→ Listed entries:
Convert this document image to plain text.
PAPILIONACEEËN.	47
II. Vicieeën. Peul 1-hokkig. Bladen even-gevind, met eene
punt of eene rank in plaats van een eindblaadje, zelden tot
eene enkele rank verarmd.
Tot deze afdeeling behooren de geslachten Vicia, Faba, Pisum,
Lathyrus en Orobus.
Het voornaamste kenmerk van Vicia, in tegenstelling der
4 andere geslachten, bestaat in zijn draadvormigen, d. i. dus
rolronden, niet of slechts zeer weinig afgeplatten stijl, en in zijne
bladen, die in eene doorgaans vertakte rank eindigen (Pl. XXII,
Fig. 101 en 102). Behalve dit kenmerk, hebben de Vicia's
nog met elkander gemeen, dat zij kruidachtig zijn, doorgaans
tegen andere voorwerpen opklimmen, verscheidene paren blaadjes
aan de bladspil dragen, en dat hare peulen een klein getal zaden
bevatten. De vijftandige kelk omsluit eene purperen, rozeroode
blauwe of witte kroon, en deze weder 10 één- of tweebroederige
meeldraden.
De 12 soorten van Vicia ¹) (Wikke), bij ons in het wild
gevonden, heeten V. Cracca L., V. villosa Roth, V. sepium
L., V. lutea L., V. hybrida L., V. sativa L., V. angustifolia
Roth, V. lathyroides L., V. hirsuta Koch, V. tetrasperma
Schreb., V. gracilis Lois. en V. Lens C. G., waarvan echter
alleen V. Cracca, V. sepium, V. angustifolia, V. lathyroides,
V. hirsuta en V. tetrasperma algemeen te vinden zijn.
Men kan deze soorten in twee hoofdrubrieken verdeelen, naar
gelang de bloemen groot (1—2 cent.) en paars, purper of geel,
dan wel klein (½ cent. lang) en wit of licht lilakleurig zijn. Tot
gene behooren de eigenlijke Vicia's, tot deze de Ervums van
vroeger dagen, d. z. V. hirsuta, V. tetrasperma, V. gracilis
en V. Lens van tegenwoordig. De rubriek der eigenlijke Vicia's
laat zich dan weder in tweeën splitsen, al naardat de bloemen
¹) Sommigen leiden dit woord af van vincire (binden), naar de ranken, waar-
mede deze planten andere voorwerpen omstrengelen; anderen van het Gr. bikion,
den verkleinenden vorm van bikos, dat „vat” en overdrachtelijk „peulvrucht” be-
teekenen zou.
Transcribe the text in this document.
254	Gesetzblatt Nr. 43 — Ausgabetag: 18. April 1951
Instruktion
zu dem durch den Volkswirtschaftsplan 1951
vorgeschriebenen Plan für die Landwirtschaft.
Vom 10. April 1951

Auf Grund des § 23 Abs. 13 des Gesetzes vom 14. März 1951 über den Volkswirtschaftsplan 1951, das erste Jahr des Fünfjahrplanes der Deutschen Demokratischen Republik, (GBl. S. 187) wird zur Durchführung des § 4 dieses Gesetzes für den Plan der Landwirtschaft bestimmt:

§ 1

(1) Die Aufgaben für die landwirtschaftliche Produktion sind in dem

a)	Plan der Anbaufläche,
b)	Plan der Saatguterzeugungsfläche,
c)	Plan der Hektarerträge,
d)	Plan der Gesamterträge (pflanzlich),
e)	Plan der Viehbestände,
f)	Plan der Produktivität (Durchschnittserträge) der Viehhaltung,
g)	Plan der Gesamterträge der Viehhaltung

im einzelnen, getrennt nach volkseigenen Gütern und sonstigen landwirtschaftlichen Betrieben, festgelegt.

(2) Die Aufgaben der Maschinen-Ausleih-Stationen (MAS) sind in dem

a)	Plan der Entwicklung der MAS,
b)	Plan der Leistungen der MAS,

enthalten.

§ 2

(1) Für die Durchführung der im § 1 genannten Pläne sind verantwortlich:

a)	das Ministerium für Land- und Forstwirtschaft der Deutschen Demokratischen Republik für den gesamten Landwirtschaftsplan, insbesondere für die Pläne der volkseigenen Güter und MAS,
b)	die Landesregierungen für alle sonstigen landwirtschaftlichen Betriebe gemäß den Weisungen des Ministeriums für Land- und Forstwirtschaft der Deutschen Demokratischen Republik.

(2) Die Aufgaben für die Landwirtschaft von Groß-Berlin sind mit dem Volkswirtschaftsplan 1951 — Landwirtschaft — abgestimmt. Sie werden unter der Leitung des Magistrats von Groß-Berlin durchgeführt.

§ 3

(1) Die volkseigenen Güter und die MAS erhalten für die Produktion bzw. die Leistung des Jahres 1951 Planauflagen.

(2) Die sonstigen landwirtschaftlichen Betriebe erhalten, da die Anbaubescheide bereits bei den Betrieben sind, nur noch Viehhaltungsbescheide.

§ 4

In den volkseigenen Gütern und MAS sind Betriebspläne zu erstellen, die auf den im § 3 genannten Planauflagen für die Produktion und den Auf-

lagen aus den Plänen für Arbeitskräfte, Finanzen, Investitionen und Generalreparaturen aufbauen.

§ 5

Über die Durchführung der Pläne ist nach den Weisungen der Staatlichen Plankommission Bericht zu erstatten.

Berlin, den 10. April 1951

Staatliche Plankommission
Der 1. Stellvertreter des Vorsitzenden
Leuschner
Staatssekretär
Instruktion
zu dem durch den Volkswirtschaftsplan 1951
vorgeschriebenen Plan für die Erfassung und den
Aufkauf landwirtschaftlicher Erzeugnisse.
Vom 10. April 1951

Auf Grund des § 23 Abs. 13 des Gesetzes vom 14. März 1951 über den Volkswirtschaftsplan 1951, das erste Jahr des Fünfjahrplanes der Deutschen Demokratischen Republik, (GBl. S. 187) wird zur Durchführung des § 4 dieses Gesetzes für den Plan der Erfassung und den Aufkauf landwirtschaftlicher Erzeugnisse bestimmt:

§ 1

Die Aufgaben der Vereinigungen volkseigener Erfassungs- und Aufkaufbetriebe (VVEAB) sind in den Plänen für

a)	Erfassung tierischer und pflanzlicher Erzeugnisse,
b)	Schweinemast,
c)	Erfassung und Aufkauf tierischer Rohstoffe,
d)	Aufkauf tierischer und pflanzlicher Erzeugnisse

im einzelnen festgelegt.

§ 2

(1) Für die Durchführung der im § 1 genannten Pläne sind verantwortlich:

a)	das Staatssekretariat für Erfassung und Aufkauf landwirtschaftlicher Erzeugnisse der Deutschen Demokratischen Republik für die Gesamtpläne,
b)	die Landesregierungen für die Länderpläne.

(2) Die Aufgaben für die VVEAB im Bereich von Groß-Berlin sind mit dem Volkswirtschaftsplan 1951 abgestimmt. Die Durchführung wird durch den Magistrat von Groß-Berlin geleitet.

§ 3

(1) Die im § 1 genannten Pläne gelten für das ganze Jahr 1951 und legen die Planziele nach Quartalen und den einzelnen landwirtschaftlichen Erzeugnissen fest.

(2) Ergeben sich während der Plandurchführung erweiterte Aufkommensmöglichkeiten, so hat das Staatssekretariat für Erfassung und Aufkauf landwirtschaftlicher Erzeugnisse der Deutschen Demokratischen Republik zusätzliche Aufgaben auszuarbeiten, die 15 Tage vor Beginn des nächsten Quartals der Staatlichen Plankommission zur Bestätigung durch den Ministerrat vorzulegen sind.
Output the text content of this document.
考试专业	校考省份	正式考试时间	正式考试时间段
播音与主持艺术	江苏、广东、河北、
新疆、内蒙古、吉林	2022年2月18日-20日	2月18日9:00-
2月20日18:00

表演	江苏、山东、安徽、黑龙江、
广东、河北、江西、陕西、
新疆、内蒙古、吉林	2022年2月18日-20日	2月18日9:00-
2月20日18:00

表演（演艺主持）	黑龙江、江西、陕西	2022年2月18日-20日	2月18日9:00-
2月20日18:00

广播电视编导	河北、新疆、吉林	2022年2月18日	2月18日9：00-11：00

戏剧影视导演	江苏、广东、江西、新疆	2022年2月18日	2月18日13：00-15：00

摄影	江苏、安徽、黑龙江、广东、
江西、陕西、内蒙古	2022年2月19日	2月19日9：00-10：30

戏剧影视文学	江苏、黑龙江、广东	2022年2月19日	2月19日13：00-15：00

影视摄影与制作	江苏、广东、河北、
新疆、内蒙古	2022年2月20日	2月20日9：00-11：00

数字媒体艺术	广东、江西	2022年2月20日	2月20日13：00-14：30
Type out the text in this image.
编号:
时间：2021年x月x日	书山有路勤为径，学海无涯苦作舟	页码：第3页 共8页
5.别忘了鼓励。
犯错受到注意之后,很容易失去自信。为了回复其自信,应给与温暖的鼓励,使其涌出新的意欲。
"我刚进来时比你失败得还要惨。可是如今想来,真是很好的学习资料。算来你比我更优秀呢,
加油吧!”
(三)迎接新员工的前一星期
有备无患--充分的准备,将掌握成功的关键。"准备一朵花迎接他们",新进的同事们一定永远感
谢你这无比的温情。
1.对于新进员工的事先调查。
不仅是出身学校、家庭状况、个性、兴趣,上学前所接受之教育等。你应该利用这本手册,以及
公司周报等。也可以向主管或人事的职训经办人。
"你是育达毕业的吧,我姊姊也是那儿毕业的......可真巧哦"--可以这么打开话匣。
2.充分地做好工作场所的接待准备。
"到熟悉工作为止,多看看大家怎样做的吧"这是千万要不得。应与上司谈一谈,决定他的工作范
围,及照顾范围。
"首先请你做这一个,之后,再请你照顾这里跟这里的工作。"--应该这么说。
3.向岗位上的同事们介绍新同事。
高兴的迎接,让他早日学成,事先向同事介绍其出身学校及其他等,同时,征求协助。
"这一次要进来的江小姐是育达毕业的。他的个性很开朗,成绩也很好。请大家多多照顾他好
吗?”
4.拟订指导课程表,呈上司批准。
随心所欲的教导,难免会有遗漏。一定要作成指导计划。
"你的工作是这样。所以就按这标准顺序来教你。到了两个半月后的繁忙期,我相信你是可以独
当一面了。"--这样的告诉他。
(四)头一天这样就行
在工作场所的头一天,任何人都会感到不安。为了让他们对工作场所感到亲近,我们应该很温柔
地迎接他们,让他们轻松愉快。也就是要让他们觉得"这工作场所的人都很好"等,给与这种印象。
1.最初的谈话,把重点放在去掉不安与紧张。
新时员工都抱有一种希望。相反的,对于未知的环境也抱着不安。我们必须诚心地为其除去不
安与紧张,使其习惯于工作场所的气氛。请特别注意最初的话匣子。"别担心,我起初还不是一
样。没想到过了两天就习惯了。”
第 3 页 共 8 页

→ What this task involves:
Select the lines that carry the string "festgelegt" and copy them.

→ The solution:
im einzelnen, getrennt nach volkseigenen Gütern und sonstigen landwirtschaftlichen Betrieben, festgelegt.
im einzelnen festgelegt.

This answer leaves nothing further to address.